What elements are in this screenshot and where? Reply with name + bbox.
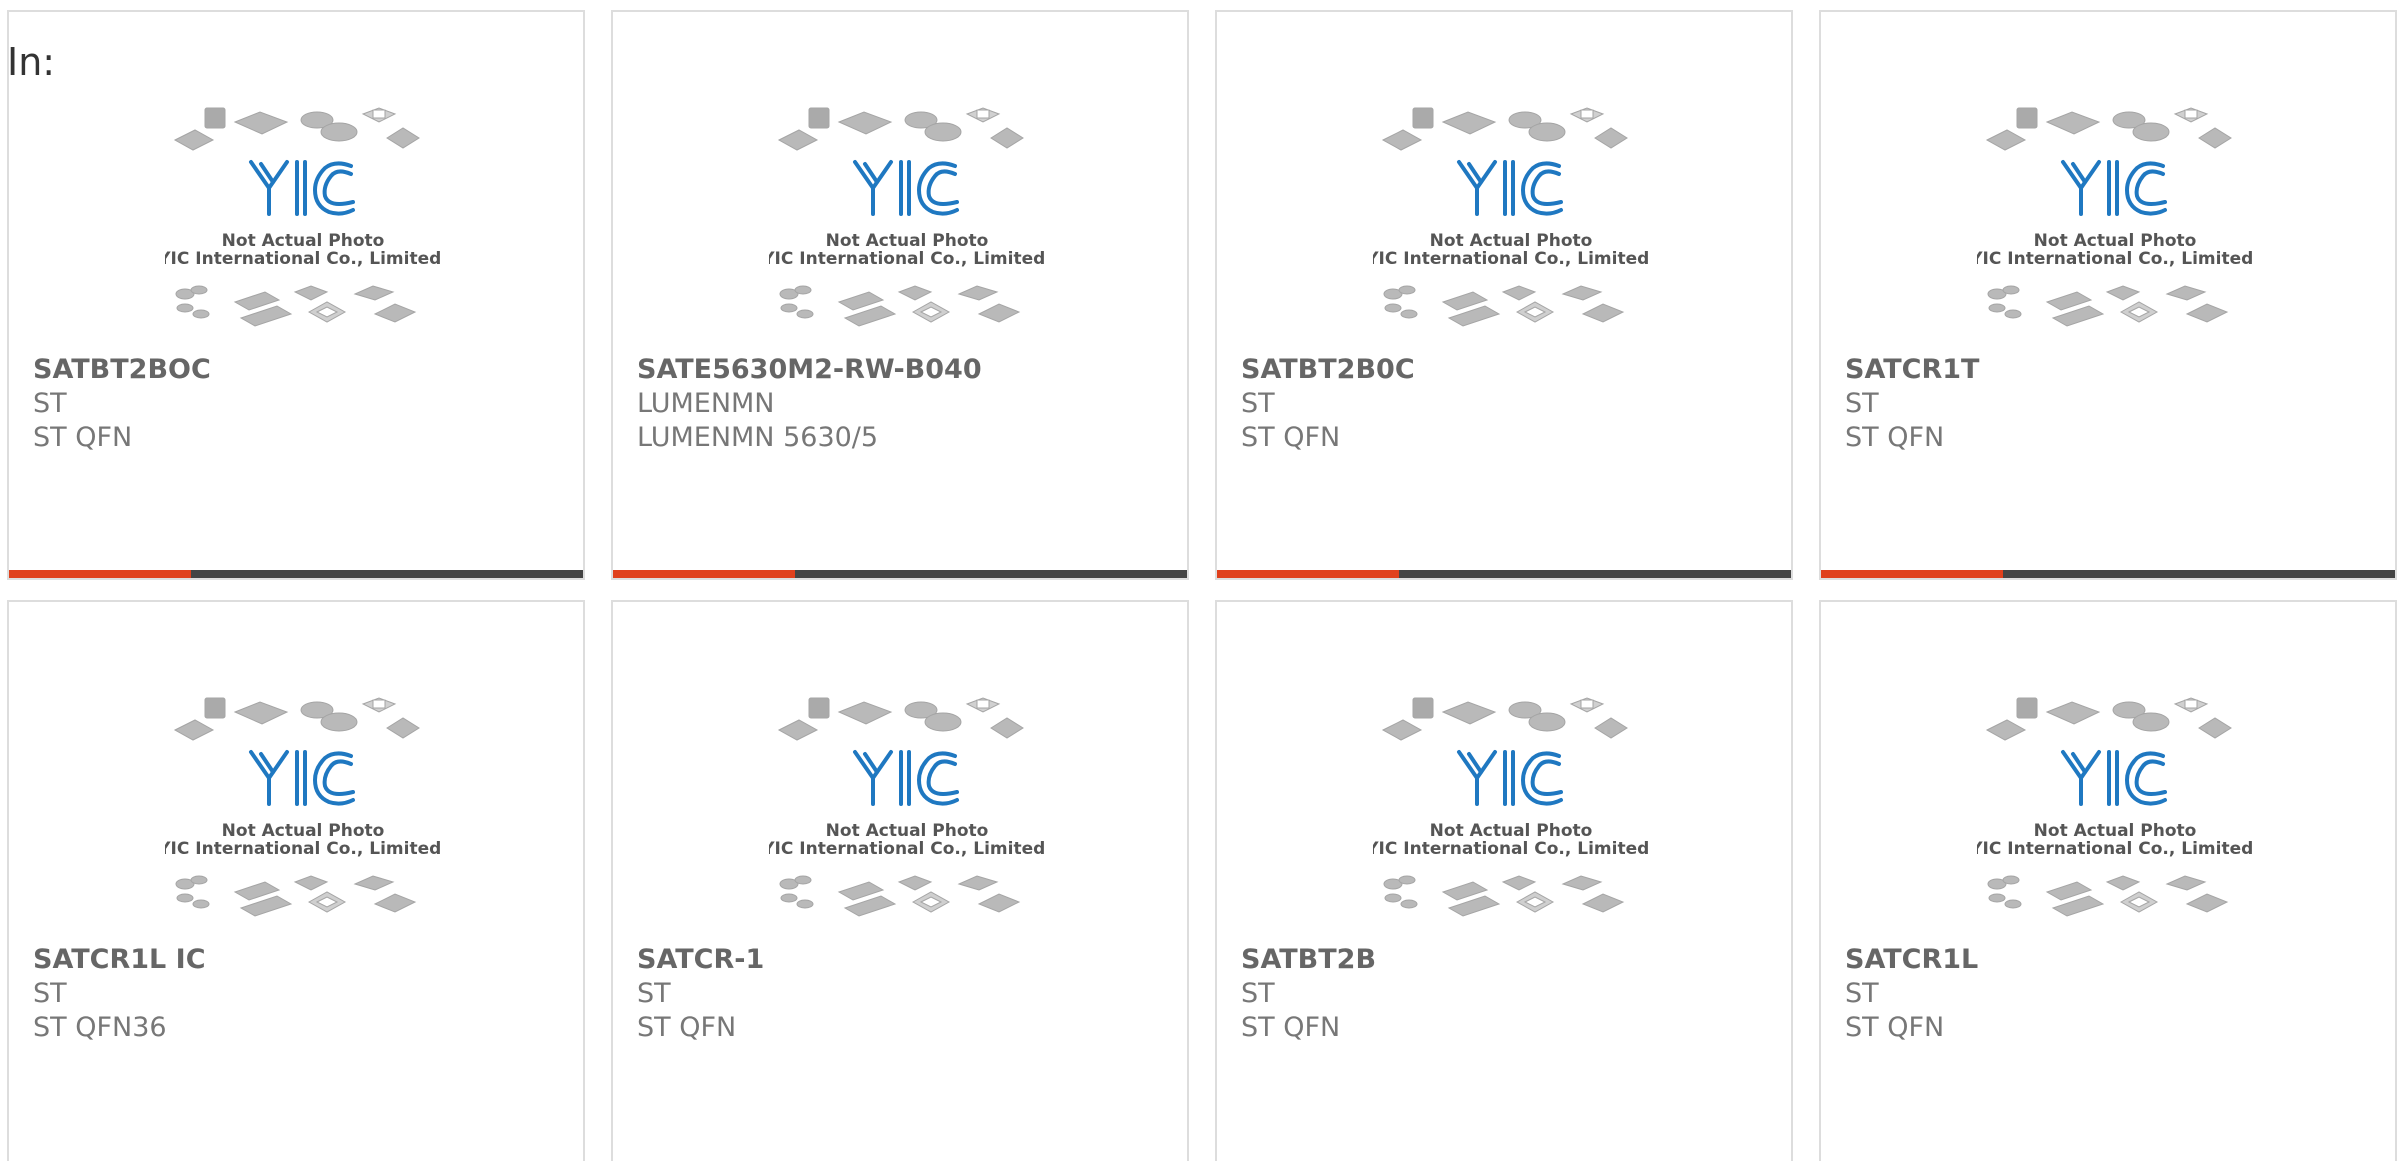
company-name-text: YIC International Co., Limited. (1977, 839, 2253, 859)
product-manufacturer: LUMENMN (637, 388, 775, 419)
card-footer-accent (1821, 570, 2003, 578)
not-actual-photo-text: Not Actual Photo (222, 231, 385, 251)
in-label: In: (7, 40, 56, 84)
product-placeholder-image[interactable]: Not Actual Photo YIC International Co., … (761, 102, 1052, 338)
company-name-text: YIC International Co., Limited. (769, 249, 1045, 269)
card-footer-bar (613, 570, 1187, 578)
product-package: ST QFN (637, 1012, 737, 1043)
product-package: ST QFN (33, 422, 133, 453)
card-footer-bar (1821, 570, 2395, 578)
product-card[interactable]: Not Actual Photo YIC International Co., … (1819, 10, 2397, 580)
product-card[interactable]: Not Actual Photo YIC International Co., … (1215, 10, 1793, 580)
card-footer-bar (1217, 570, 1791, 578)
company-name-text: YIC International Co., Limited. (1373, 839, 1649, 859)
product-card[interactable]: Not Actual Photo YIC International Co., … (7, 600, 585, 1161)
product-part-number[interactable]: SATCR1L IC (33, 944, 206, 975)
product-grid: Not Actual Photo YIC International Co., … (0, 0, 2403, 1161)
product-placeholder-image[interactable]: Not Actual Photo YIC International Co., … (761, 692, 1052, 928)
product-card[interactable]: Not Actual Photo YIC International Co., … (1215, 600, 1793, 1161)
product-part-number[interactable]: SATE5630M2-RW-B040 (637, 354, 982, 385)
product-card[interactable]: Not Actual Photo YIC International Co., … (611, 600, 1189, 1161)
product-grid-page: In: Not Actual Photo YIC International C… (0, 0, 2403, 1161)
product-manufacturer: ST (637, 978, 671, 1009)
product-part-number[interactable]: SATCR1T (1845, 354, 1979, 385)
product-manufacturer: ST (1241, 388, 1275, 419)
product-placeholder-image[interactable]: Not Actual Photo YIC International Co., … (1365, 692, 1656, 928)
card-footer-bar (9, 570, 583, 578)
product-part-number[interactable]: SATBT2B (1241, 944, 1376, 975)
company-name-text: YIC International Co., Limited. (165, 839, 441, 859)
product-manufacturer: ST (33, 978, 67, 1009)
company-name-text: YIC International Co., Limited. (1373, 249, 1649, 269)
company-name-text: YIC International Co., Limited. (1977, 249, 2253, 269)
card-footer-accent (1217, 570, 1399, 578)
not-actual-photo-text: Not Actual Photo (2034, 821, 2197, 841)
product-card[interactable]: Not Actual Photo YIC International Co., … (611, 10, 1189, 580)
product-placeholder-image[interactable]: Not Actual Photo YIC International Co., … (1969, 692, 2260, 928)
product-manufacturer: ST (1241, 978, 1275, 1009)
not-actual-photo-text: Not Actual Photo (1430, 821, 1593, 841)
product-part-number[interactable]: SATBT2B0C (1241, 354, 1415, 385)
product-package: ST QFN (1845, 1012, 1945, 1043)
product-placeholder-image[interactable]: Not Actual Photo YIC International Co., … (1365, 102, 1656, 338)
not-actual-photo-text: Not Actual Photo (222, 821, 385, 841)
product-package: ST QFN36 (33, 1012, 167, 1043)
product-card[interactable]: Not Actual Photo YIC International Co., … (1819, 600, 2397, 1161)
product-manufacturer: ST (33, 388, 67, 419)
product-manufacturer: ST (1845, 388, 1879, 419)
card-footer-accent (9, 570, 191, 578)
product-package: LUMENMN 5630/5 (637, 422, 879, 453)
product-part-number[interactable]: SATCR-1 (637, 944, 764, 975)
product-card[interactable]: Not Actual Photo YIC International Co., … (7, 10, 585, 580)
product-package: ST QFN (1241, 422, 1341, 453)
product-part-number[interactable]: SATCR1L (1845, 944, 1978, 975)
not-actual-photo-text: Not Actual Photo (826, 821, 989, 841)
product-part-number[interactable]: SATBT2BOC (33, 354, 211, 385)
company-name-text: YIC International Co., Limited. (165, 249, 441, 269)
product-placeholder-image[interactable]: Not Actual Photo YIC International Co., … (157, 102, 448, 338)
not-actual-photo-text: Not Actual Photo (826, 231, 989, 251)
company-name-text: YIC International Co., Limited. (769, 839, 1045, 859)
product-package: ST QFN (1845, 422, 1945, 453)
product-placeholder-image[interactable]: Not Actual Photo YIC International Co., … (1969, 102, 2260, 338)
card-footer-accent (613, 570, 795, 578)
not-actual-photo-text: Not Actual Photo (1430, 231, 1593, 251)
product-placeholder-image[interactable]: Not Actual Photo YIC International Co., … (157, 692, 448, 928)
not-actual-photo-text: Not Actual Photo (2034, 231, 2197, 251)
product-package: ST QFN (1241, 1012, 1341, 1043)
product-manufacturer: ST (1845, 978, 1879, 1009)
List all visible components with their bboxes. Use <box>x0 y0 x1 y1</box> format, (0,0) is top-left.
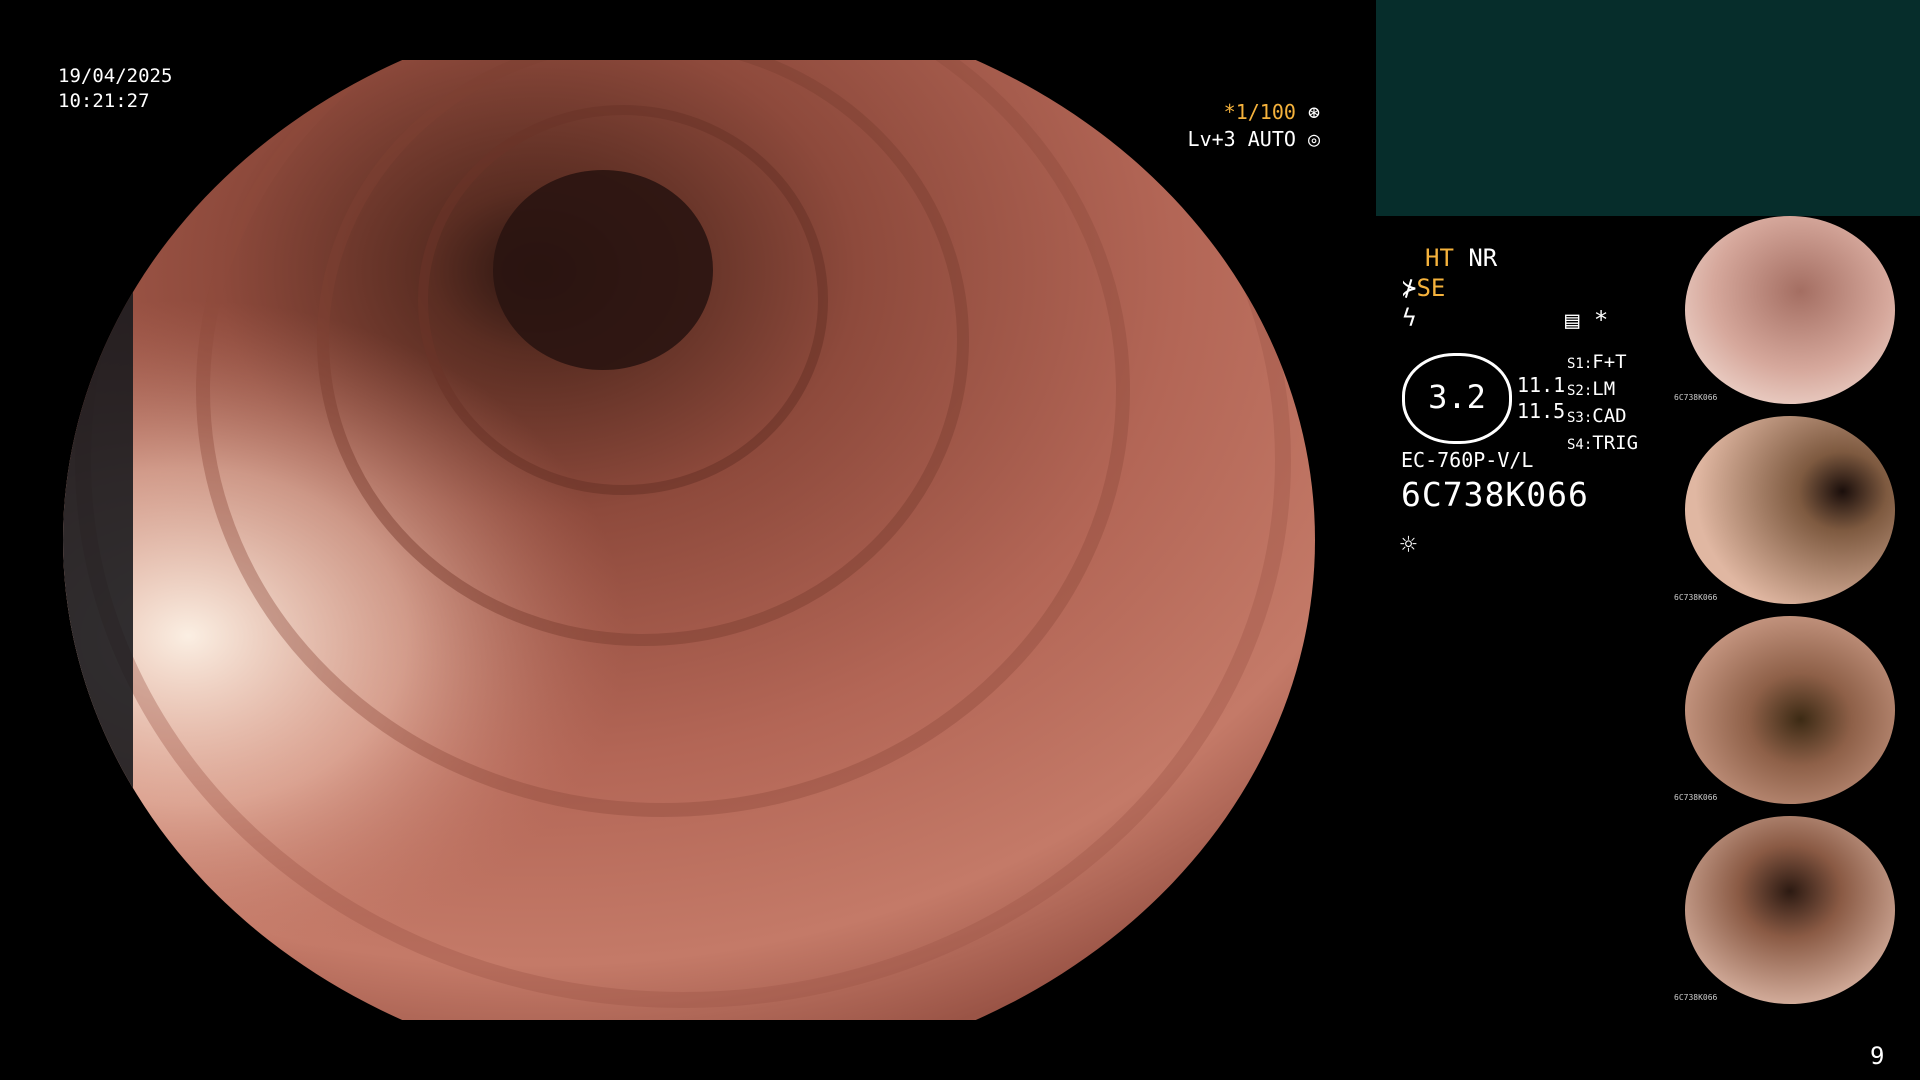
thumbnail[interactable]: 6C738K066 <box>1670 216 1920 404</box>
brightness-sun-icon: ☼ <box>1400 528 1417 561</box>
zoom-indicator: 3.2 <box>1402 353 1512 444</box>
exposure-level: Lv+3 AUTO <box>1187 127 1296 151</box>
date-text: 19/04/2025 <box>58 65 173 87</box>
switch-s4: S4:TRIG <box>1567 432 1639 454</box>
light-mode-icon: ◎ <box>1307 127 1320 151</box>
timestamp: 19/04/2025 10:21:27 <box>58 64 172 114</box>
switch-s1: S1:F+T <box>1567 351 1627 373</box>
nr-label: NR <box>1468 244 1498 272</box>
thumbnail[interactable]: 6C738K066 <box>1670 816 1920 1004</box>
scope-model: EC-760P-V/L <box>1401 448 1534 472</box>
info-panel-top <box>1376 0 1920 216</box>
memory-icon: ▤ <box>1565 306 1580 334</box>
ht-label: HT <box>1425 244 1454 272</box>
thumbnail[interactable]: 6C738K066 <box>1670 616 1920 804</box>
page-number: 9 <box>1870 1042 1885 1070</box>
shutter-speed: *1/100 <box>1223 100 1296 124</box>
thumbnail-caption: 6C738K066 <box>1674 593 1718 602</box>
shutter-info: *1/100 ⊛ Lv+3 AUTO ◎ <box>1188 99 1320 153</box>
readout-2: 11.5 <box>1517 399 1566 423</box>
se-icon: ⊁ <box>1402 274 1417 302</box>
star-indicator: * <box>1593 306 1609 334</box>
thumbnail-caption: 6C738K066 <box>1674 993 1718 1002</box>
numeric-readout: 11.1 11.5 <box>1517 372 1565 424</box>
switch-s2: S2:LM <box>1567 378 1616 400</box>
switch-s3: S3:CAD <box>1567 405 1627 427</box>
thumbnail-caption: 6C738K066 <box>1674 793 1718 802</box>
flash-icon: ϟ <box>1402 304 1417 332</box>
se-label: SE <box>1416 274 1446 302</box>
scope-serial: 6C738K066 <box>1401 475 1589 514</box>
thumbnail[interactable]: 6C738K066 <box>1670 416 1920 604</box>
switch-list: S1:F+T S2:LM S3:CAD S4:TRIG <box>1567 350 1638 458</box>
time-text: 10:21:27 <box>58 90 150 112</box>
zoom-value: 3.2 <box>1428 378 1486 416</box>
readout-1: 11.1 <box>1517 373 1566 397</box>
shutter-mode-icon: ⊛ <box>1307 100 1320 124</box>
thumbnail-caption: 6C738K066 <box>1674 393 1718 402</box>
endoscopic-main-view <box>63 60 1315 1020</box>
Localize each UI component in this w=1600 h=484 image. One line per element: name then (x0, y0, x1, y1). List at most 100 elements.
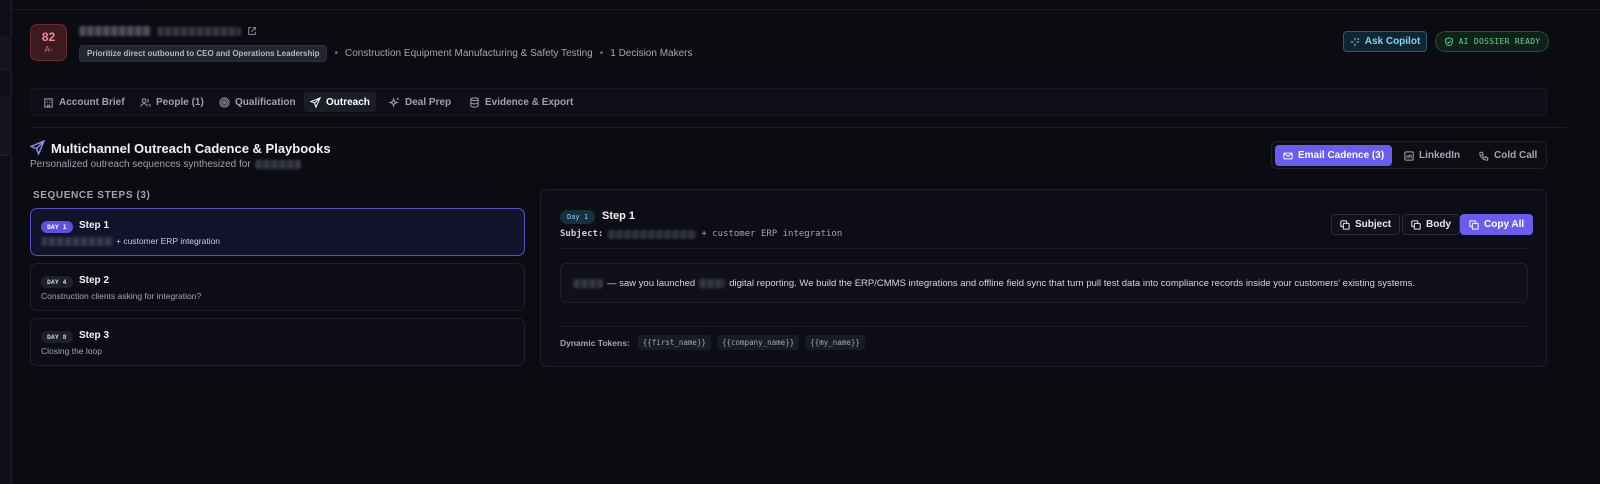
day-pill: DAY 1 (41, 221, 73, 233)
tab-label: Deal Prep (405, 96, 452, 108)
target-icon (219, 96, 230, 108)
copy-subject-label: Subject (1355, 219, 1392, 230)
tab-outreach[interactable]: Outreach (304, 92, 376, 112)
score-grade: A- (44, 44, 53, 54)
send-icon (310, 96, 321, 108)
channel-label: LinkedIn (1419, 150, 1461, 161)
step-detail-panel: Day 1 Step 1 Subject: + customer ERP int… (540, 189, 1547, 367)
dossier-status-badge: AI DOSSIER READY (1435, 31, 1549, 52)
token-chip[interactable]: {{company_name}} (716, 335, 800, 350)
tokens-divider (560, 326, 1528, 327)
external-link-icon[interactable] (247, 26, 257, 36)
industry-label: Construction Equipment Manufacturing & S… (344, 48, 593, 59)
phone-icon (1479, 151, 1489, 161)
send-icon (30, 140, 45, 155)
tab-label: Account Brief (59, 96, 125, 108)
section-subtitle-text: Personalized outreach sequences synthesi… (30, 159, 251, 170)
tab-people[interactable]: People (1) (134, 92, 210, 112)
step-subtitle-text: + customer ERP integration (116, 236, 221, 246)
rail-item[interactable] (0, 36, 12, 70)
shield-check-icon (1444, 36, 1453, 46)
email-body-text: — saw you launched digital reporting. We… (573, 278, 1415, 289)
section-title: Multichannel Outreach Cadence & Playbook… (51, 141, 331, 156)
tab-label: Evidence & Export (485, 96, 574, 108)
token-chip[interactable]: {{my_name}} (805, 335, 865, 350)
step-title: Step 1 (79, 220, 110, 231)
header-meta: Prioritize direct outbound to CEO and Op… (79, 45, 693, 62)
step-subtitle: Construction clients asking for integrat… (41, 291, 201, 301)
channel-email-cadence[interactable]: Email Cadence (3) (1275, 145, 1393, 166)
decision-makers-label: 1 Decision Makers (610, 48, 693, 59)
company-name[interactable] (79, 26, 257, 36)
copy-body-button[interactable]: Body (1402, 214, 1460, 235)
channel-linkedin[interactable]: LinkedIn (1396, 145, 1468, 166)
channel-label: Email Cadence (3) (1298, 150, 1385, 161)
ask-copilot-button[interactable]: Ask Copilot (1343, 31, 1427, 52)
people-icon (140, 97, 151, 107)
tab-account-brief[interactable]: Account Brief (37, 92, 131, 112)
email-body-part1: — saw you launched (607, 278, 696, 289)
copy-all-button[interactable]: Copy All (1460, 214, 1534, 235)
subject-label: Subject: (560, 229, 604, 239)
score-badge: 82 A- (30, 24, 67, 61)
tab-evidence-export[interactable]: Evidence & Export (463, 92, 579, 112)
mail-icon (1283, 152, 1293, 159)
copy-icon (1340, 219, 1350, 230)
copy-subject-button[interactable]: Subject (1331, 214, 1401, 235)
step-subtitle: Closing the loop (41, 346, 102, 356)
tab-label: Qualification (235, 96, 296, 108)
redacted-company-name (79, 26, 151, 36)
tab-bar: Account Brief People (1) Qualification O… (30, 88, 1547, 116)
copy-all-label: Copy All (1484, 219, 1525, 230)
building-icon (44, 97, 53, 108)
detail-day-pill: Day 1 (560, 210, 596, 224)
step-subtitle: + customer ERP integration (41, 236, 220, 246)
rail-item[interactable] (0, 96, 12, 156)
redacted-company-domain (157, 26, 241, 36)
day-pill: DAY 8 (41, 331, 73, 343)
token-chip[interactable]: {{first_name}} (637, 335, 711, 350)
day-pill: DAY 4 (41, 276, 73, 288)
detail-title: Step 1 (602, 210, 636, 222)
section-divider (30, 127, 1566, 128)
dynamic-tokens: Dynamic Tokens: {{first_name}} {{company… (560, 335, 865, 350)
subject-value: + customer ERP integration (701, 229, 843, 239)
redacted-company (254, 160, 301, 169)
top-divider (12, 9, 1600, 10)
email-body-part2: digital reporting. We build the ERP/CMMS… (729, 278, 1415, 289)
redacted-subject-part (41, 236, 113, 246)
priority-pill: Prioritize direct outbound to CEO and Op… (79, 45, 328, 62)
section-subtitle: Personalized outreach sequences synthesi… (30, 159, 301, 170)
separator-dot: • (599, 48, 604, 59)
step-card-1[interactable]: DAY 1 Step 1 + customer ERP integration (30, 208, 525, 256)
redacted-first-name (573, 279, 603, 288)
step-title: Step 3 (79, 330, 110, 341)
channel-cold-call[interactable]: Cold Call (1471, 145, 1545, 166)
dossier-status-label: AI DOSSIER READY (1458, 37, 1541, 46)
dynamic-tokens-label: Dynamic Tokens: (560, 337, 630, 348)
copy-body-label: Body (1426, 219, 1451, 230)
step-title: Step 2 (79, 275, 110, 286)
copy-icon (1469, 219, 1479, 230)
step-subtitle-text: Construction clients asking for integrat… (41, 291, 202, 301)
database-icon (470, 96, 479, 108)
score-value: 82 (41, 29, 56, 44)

+++

• **Exercise prompt**
Can you retype the records from the line with "day-pill: DAY 1 (41, 221, 73, 233)" up to and including the line with "shield-check-icon (1444, 36, 1453, 46)", exactly as they appear?

• **Correct answer**
day-pill: DAY 1 (41, 221, 73, 233)
tab-label: Deal Prep (405, 96, 452, 108)
target-icon (219, 96, 230, 108)
copy-subject-label: Subject (1355, 219, 1392, 230)
tab-outreach[interactable]: Outreach (304, 92, 376, 112)
score-grade: A- (44, 44, 53, 54)
send-icon (310, 96, 321, 108)
channel-label: LinkedIn (1419, 150, 1461, 161)
step-detail-panel: Day 1 Step 1 Subject: + customer ERP int… (540, 189, 1547, 367)
dossier-status-badge: AI DOSSIER READY (1435, 31, 1549, 52)
token-chip[interactable]: {{company_name}} (716, 335, 800, 350)
tokens-divider (560, 326, 1528, 327)
external-link-icon[interactable] (247, 26, 257, 36)
industry-label: Construction Equipment Manufacturing & S… (344, 48, 593, 59)
phone-icon (1479, 151, 1489, 161)
send-icon (30, 140, 45, 155)
tab-label: Account Brief (59, 96, 125, 108)
section-subtitle-text: Personalized outreach sequences synthesi… (30, 159, 251, 170)
tab-people[interactable]: People (1) (134, 92, 210, 112)
step-subtitle-text: + customer ERP integration (116, 236, 221, 246)
rail-item[interactable] (0, 36, 12, 70)
shield-check-icon (1444, 36, 1453, 46)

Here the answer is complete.